## Given problem
Collect every line below that contains the word "image".
+++ Record excerpts
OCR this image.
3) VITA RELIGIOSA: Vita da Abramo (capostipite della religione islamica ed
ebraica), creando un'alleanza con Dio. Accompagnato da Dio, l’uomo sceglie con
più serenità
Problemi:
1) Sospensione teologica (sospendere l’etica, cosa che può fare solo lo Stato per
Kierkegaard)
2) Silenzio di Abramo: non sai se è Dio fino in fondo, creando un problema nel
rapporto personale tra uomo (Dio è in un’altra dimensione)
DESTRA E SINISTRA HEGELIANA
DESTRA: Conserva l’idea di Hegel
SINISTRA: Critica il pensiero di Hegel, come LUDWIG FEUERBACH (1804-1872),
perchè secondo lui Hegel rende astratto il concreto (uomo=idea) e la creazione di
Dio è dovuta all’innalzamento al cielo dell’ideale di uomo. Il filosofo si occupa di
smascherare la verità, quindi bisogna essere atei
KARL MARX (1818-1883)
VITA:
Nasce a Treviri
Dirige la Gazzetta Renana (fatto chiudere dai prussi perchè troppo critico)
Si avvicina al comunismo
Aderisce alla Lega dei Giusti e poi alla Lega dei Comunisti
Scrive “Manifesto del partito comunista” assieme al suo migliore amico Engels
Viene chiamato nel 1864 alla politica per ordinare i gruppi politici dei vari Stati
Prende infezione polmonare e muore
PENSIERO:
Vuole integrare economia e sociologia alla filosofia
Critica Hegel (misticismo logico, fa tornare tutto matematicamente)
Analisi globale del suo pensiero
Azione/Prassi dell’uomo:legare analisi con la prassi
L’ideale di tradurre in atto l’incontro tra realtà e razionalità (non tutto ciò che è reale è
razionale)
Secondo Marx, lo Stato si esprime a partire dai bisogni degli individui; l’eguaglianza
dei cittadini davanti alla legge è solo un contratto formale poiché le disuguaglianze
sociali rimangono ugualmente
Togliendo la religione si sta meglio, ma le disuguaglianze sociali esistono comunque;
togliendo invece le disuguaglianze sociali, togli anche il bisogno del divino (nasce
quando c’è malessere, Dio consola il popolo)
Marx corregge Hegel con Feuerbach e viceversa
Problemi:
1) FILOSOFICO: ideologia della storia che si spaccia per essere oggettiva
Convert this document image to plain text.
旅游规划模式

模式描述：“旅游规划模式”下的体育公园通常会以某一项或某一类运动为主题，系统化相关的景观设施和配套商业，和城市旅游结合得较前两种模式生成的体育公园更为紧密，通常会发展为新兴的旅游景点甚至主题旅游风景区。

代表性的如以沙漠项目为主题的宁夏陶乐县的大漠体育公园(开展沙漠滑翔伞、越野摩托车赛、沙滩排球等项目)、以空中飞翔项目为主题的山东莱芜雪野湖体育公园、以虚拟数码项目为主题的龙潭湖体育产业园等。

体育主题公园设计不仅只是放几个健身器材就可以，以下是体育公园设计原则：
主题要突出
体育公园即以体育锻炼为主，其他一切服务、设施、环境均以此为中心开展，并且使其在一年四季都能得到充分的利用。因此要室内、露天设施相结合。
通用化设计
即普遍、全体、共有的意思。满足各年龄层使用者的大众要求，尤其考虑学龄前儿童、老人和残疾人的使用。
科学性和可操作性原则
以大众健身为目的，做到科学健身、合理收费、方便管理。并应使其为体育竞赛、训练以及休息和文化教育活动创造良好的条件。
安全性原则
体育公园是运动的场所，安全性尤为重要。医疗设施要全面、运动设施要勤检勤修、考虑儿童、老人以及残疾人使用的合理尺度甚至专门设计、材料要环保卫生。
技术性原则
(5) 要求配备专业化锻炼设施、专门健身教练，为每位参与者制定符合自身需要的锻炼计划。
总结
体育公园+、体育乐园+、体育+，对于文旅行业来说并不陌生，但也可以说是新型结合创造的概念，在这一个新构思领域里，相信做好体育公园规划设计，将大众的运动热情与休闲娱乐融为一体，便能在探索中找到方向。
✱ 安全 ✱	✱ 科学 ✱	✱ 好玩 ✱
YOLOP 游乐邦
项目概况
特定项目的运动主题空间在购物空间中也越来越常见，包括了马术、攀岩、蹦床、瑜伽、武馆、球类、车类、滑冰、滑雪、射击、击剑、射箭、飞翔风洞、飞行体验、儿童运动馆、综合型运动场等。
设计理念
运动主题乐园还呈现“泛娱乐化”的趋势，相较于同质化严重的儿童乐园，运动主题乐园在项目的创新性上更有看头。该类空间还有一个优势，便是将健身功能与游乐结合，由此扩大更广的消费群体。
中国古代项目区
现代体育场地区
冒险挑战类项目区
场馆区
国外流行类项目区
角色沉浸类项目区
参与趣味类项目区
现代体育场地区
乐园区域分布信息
++++++
## Final result
OCR this image.
Convert this document image to plain text.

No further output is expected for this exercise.